:: PROBLEM STATEMENT ::
Find every line with the string "JSON" in it, count them, and reply with that count only.

:: Records from a data collection ::

** BEGIN **

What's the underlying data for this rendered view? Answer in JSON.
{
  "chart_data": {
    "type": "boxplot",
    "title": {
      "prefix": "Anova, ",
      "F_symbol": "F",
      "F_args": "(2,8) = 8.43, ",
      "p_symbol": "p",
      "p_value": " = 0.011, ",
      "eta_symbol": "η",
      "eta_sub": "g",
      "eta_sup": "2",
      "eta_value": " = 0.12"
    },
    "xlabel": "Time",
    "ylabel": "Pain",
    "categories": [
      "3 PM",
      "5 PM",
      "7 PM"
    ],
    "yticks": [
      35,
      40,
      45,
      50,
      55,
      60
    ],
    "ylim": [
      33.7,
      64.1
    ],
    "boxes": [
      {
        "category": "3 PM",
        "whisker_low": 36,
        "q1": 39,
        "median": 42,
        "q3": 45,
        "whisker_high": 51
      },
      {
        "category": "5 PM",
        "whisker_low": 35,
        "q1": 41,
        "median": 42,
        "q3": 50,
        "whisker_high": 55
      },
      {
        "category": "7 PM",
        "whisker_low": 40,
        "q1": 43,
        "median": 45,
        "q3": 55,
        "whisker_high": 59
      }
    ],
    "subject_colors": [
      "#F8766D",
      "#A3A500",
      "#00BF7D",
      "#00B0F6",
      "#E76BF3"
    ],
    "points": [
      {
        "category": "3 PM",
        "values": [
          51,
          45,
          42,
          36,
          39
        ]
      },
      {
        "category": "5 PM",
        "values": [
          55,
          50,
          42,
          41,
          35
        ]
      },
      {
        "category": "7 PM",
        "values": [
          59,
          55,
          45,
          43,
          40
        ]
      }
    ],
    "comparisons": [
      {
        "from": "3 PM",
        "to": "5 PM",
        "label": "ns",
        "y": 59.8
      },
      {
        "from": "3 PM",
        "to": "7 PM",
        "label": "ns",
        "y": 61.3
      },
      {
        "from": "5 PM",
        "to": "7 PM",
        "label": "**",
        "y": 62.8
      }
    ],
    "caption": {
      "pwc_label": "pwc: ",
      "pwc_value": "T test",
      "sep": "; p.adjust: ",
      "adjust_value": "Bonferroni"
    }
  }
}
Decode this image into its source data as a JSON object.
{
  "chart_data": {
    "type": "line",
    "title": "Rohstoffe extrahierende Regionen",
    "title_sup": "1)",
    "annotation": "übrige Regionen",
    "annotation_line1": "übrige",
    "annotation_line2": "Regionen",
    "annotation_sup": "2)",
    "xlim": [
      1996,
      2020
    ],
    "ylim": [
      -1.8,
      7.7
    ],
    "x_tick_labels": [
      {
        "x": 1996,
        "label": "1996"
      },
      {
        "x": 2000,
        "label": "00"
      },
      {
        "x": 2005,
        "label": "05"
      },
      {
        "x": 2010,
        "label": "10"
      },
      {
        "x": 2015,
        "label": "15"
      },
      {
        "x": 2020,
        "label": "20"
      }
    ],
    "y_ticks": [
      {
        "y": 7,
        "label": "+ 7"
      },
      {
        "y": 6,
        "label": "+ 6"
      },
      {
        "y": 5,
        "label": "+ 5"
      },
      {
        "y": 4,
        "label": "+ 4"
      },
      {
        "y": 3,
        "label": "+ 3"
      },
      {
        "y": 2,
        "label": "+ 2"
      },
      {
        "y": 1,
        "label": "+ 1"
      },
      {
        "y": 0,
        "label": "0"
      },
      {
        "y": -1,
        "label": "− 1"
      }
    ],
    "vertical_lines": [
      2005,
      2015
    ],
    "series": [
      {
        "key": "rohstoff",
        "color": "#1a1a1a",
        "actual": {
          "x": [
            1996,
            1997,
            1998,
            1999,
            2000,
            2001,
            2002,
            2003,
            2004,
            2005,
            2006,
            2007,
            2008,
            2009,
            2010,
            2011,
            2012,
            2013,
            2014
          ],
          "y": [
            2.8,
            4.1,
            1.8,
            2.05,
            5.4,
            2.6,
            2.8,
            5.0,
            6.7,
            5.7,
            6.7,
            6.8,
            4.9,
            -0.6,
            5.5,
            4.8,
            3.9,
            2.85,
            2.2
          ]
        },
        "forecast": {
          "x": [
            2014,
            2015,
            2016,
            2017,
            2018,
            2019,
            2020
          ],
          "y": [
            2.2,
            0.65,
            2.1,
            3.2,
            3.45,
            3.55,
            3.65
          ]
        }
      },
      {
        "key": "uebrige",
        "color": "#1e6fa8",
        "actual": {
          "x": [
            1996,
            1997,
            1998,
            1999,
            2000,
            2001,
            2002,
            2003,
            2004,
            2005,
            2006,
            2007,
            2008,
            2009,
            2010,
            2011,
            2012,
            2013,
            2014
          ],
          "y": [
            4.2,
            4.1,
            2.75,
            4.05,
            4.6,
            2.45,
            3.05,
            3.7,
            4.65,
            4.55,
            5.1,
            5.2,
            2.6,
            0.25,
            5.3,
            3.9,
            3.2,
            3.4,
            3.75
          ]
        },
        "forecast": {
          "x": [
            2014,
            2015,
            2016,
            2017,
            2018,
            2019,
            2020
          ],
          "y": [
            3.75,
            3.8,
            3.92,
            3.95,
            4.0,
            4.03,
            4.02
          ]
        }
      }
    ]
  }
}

** END **
** BEGIN **

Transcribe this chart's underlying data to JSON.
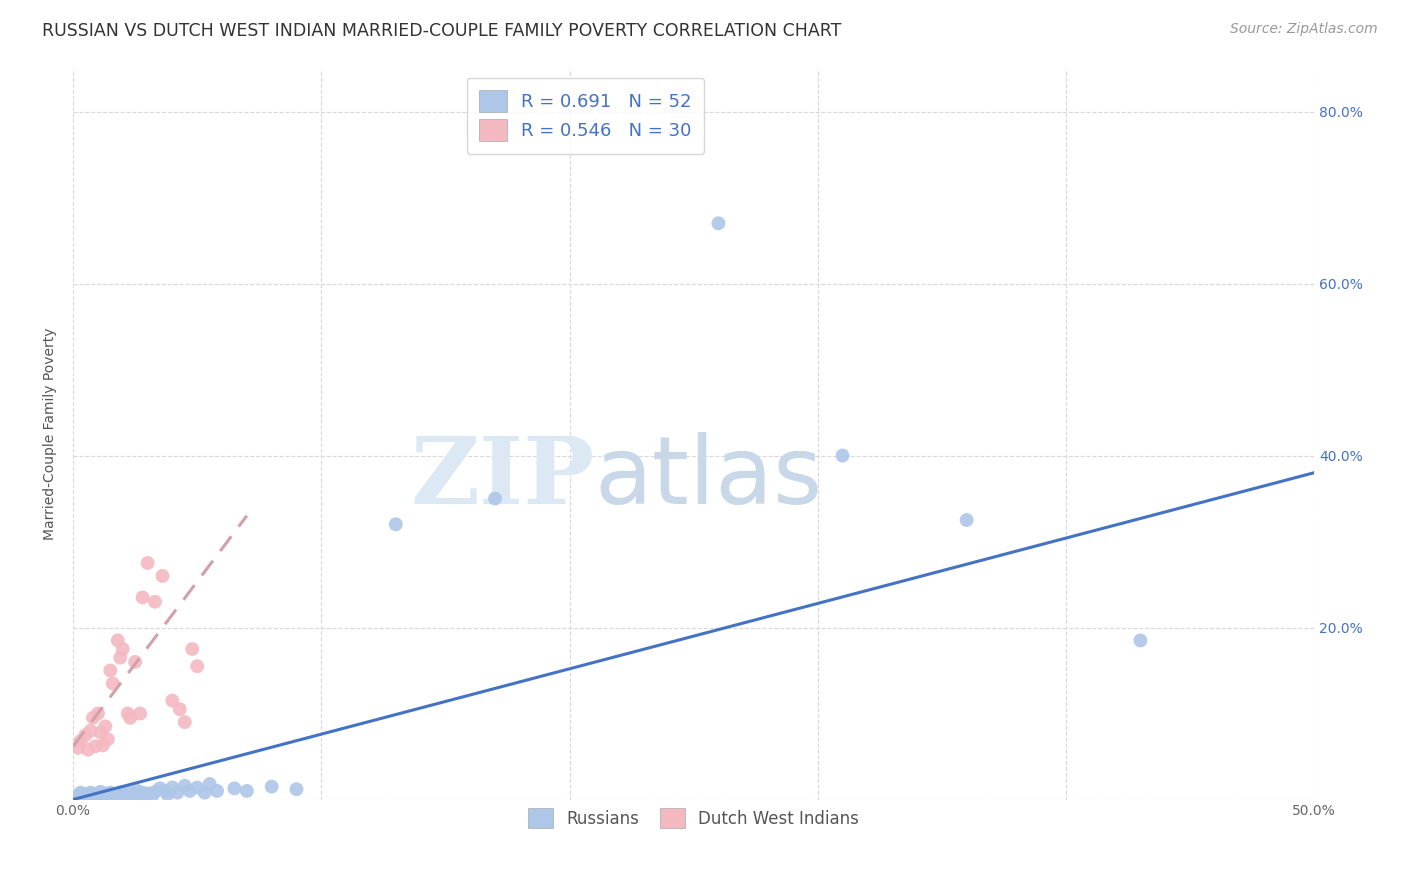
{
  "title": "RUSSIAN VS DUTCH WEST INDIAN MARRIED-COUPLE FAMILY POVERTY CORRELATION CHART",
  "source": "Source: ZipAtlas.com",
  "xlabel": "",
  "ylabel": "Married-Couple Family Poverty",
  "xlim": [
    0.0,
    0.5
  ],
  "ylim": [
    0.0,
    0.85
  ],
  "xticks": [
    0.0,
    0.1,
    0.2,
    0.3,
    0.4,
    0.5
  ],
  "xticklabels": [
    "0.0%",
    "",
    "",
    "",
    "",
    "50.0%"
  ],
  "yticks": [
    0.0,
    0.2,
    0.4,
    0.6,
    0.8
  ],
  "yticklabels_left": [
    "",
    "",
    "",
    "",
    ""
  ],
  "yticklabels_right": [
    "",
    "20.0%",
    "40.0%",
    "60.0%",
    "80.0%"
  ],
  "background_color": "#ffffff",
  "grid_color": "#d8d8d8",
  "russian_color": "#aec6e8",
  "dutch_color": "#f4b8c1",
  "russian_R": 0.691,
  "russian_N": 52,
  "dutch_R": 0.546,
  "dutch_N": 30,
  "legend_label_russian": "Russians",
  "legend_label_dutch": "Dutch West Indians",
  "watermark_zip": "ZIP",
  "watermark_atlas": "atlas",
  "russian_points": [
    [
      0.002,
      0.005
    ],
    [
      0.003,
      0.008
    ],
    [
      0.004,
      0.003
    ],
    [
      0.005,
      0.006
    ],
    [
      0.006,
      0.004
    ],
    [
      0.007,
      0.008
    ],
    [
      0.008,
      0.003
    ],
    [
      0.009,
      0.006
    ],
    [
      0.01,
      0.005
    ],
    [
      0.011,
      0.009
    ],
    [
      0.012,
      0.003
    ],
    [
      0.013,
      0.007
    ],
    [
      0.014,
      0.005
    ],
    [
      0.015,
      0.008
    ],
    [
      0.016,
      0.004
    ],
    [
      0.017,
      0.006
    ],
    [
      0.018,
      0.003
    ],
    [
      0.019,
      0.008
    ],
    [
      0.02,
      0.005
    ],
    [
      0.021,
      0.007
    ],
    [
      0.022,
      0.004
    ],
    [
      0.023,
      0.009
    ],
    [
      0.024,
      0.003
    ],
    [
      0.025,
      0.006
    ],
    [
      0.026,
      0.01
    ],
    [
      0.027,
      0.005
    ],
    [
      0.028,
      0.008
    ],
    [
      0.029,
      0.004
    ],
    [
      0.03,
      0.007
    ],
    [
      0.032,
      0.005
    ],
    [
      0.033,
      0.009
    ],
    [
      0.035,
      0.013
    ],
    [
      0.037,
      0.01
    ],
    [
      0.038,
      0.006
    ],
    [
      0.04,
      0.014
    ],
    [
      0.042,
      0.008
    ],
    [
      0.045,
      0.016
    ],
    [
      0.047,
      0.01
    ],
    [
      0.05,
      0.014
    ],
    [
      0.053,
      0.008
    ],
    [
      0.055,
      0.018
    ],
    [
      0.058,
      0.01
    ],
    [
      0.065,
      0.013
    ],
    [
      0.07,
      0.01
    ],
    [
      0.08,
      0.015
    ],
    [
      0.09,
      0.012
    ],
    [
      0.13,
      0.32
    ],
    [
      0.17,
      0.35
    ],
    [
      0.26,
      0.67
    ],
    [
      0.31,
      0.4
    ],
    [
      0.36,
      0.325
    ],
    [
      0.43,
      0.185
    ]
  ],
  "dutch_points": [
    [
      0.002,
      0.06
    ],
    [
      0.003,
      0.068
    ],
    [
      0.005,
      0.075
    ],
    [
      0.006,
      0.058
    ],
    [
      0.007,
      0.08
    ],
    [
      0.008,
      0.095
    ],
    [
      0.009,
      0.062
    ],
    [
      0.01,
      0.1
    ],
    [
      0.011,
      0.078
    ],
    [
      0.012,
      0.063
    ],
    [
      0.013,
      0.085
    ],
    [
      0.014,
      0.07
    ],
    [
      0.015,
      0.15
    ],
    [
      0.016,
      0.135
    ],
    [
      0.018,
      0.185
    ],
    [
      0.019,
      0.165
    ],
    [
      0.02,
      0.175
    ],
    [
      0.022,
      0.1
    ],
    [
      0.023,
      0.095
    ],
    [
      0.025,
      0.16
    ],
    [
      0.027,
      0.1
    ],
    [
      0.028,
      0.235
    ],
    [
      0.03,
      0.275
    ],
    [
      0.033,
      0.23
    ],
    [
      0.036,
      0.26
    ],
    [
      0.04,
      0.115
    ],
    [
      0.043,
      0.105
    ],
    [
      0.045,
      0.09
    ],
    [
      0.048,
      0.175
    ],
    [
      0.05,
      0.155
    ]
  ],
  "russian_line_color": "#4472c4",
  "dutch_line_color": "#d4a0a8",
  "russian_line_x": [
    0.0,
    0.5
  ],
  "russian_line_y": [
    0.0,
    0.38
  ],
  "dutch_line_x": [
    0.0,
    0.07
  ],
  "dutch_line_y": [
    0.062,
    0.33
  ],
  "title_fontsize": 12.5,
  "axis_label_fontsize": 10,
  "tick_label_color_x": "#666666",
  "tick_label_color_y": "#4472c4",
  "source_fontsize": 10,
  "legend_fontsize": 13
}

** END **

:: ANSWER TO THIS TASK ::
3